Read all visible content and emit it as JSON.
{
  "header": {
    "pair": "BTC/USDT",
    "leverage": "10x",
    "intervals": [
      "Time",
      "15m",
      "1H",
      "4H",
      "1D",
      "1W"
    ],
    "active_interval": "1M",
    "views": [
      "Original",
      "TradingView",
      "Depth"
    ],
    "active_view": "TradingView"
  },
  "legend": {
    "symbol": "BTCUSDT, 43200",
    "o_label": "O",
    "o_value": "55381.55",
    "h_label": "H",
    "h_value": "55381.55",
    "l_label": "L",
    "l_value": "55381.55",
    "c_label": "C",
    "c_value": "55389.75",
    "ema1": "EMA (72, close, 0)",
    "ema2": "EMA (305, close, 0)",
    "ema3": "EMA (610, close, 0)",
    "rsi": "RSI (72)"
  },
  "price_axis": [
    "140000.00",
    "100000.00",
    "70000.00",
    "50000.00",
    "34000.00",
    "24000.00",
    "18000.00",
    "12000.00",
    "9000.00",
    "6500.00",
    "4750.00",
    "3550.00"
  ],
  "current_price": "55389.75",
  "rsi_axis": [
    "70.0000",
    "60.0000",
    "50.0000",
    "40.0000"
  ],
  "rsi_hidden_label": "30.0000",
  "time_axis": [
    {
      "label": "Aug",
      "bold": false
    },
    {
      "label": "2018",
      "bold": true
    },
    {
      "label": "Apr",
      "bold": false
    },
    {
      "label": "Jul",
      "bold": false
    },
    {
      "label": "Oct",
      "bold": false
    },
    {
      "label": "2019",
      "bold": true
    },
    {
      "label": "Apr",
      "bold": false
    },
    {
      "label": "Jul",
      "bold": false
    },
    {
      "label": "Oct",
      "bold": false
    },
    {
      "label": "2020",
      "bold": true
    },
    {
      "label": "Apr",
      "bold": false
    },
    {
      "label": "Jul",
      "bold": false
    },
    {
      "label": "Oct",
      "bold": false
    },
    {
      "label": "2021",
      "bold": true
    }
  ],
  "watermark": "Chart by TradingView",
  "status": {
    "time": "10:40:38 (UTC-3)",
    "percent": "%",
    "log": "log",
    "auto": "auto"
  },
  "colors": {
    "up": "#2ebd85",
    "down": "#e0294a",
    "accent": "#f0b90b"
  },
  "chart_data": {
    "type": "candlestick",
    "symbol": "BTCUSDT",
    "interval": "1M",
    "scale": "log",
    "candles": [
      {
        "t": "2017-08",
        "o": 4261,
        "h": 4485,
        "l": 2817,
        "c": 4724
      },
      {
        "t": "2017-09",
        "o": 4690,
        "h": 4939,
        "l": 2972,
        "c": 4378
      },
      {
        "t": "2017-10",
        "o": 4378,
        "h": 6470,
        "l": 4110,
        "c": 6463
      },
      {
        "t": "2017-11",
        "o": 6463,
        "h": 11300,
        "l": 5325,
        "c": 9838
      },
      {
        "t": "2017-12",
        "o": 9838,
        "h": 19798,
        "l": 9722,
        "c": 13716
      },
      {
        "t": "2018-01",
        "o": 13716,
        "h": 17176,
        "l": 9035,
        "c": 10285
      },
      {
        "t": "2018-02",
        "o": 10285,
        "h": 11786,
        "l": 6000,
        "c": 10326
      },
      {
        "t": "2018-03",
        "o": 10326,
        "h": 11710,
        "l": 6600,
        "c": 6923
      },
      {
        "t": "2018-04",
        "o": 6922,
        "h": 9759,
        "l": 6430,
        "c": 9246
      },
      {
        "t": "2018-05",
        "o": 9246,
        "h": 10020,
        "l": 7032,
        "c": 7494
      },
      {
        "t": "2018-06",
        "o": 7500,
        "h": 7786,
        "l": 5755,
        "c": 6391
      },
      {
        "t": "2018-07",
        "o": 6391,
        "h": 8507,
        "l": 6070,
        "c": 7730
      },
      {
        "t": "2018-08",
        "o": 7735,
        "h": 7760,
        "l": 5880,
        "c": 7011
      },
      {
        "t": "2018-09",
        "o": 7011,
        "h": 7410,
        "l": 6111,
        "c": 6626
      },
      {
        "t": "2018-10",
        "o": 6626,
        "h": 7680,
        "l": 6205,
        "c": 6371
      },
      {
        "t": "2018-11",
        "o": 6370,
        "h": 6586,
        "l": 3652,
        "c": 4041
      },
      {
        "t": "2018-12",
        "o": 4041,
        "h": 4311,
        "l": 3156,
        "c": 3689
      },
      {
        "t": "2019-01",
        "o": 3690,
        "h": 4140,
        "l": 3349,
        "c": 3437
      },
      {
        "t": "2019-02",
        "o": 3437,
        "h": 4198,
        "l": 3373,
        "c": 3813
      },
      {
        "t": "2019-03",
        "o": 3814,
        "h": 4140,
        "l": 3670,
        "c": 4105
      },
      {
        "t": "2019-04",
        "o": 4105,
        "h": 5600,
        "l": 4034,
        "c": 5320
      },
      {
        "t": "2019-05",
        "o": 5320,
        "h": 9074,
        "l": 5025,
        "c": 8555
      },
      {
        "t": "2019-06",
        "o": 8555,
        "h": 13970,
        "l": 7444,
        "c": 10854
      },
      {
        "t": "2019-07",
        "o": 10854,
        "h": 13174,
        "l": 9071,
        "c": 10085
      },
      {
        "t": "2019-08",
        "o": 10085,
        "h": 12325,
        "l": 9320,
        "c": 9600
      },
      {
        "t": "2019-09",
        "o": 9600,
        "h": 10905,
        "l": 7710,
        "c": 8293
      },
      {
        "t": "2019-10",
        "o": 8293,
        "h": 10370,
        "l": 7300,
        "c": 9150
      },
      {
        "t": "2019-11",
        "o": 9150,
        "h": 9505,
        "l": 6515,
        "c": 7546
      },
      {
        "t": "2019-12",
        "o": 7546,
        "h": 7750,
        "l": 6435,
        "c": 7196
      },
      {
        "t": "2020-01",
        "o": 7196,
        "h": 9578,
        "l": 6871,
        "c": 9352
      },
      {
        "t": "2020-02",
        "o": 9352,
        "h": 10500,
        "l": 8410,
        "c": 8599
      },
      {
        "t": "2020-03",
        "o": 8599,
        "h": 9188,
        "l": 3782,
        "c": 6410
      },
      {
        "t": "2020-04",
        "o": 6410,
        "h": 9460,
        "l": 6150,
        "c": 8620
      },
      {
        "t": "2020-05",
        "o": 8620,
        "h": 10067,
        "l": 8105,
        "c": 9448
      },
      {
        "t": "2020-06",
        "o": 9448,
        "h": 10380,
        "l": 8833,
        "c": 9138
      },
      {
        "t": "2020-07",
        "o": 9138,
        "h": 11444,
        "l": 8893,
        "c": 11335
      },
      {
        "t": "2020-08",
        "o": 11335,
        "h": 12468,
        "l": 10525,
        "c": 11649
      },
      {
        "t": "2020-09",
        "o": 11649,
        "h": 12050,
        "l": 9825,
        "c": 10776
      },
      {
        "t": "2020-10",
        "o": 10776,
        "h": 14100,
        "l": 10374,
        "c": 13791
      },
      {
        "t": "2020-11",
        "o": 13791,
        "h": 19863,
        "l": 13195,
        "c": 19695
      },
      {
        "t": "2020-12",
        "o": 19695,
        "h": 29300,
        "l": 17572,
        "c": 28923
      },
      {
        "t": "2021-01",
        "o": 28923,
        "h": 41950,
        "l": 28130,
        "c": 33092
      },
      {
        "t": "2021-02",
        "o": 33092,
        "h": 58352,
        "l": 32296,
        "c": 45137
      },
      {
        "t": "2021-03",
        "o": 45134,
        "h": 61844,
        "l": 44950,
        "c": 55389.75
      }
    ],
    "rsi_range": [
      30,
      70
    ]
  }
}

════

Repeat the material word for word, in full.

Read all visible content and emit it as JSON.
{
  "header": {
    "pair": "BTC/USDT",
    "leverage": "10x",
    "intervals": [
      "Time",
      "15m",
      "1H",
      "4H",
      "1D",
      "1W"
    ],
    "active_interval": "1M",
    "views": [
      "Original",
      "TradingView",
      "Depth"
    ],
    "active_view": "TradingView"
  },
  "legend": {
    "symbol": "BTCUSDT, 43200",
    "o_label": "O",
    "o_value": "55381.55",
    "h_label": "H",
    "h_value": "55381.55",
    "l_label": "L",
    "l_value": "55381.55",
    "c_label": "C",
    "c_value": "55389.75",
    "ema1": "EMA (72, close, 0)",
    "ema2": "EMA (305, close, 0)",
    "ema3": "EMA (610, close, 0)",
    "rsi": "RSI (72)"
  },
  "price_axis": [
    "140000.00",
    "100000.00",
    "70000.00",
    "50000.00",
    "34000.00",
    "24000.00",
    "18000.00",
    "12000.00",
    "9000.00",
    "6500.00",
    "4750.00",
    "3550.00"
  ],
  "current_price": "55389.75",
  "rsi_axis": [
    "70.0000",
    "60.0000",
    "50.0000",
    "40.0000"
  ],
  "rsi_hidden_label": "30.0000",
  "time_axis": [
    {
      "label": "Aug",
      "bold": false
    },
    {
      "label": "2018",
      "bold": true
    },
    {
      "label": "Apr",
      "bold": false
    },
    {
      "label": "Jul",
      "bold": false
    },
    {
      "label": "Oct",
      "bold": false
    },
    {
      "label": "2019",
      "bold": true
    },
    {
      "label": "Apr",
      "bold": false
    },
    {
      "label": "Jul",
      "bold": false
    },
    {
      "label": "Oct",
      "bold": false
    },
    {
      "label": "2020",
      "bold": true
    },
    {
      "label": "Apr",
      "bold": false
    },
    {
      "label": "Jul",
      "bold": false
    },
    {
      "label": "Oct",
      "bold": false
    },
    {
      "label": "2021",
      "bold": true
    }
  ],
  "watermark": "Chart by TradingView",
  "status": {
    "time": "10:40:38 (UTC-3)",
    "percent": "%",
    "log": "log",
    "auto": "auto"
  },
  "colors": {
    "up": "#2ebd85",
    "down": "#e0294a",
    "accent": "#f0b90b"
  },
  "chart_data": {
    "type": "candlestick",
    "symbol": "BTCUSDT",
    "interval": "1M",
    "scale": "log",
    "candles": [
      {
        "t": "2017-08",
        "o": 4261,
        "h": 4485,
        "l": 2817,
        "c": 4724
      },
      {
        "t": "2017-09",
        "o": 4690,
        "h": 4939,
        "l": 2972,
        "c": 4378
      },
      {
        "t": "2017-10",
        "o": 4378,
        "h": 6470,
        "l": 4110,
        "c": 6463
      },
      {
        "t": "2017-11",
        "o": 6463,
        "h": 11300,
        "l": 5325,
        "c": 9838
      },
      {
        "t": "2017-12",
        "o": 9838,
        "h": 19798,
        "l": 9722,
        "c": 13716
      },
      {
        "t": "2018-01",
        "o": 13716,
        "h": 17176,
        "l": 9035,
        "c": 10285
      },
      {
        "t": "2018-02",
        "o": 10285,
        "h": 11786,
        "l": 6000,
        "c": 10326
      },
      {
        "t": "2018-03",
        "o": 10326,
        "h": 11710,
        "l": 6600,
        "c": 6923
      },
      {
        "t": "2018-04",
        "o": 6922,
        "h": 9759,
        "l": 6430,
        "c": 9246
      },
      {
        "t": "2018-05",
        "o": 9246,
        "h": 10020,
        "l": 7032,
        "c": 7494
      },
      {
        "t": "2018-06",
        "o": 7500,
        "h": 7786,
        "l": 5755,
        "c": 6391
      },
      {
        "t": "2018-07",
        "o": 6391,
        "h": 8507,
        "l": 6070,
        "c": 7730
      },
      {
        "t": "2018-08",
        "o": 7735,
        "h": 7760,
        "l": 5880,
        "c": 7011
      },
      {
        "t": "2018-09",
        "o": 7011,
        "h": 7410,
        "l": 6111,
        "c": 6626
      },
      {
        "t": "2018-10",
        "o": 6626,
        "h": 7680,
        "l": 6205,
        "c": 6371
      },
      {
        "t": "2018-11",
        "o": 6370,
        "h": 6586,
        "l": 3652,
        "c": 4041
      },
      {
        "t": "2018-12",
        "o": 4041,
        "h": 4311,
        "l": 3156,
        "c": 3689
      },
      {
        "t": "2019-01",
        "o": 3690,
        "h": 4140,
        "l": 3349,
        "c": 3437
      },
      {
        "t": "2019-02",
        "o": 3437,
        "h": 4198,
        "l": 3373,
        "c": 3813
      },
      {
        "t": "2019-03",
        "o": 3814,
        "h": 4140,
        "l": 3670,
        "c": 4105
      },
      {
        "t": "2019-04",
        "o": 4105,
        "h": 5600,
        "l": 4034,
        "c": 5320
      },
      {
        "t": "2019-05",
        "o": 5320,
        "h": 9074,
        "l": 5025,
        "c": 8555
      },
      {
        "t": "2019-06",
        "o": 8555,
        "h": 13970,
        "l": 7444,
        "c": 10854
      },
      {
        "t": "2019-07",
        "o": 10854,
        "h": 13174,
        "l": 9071,
        "c": 10085
      },
      {
        "t": "2019-08",
        "o": 10085,
        "h": 12325,
        "l": 9320,
        "c": 9600
      },
      {
        "t": "2019-09",
        "o": 9600,
        "h": 10905,
        "l": 7710,
        "c": 8293
      },
      {
        "t": "2019-10",
        "o": 8293,
        "h": 10370,
        "l": 7300,
        "c": 9150
      },
      {
        "t": "2019-11",
        "o": 9150,
        "h": 9505,
        "l": 6515,
        "c": 7546
      },
      {
        "t": "2019-12",
        "o": 7546,
        "h": 7750,
        "l": 6435,
        "c": 7196
      },
      {
        "t": "2020-01",
        "o": 7196,
        "h": 9578,
        "l": 6871,
        "c": 9352
      },
      {
        "t": "2020-02",
        "o": 9352,
        "h": 10500,
        "l": 8410,
        "c": 8599
      },
      {
        "t": "2020-03",
        "o": 8599,
        "h": 9188,
        "l": 3782,
        "c": 6410
      },
      {
        "t": "2020-04",
        "o": 6410,
        "h": 9460,
        "l": 6150,
        "c": 8620
      },
      {
        "t": "2020-05",
        "o": 8620,
        "h": 10067,
        "l": 8105,
        "c": 9448
      },
      {
        "t": "2020-06",
        "o": 9448,
        "h": 10380,
        "l": 8833,
        "c": 9138
      },
      {
        "t": "2020-07",
        "o": 9138,
        "h": 11444,
        "l": 8893,
        "c": 11335
      },
      {
        "t": "2020-08",
        "o": 11335,
        "h": 12468,
        "l": 10525,
        "c": 11649
      },
      {
        "t": "2020-09",
        "o": 11649,
        "h": 12050,
        "l": 9825,
        "c": 10776
      },
      {
        "t": "2020-10",
        "o": 10776,
        "h": 14100,
        "l": 10374,
        "c": 13791
      },
      {
        "t": "2020-11",
        "o": 13791,
        "h": 19863,
        "l": 13195,
        "c": 19695
      },
      {
        "t": "2020-12",
        "o": 19695,
        "h": 29300,
        "l": 17572,
        "c": 28923
      },
      {
        "t": "2021-01",
        "o": 28923,
        "h": 41950,
        "l": 28130,
        "c": 33092
      },
      {
        "t": "2021-02",
        "o": 33092,
        "h": 58352,
        "l": 32296,
        "c": 45137
      },
      {
        "t": "2021-03",
        "o": 45134,
        "h": 61844,
        "l": 44950,
        "c": 55389.75
      }
    ],
    "rsi_range": [
      30,
      70
    ]
  }
}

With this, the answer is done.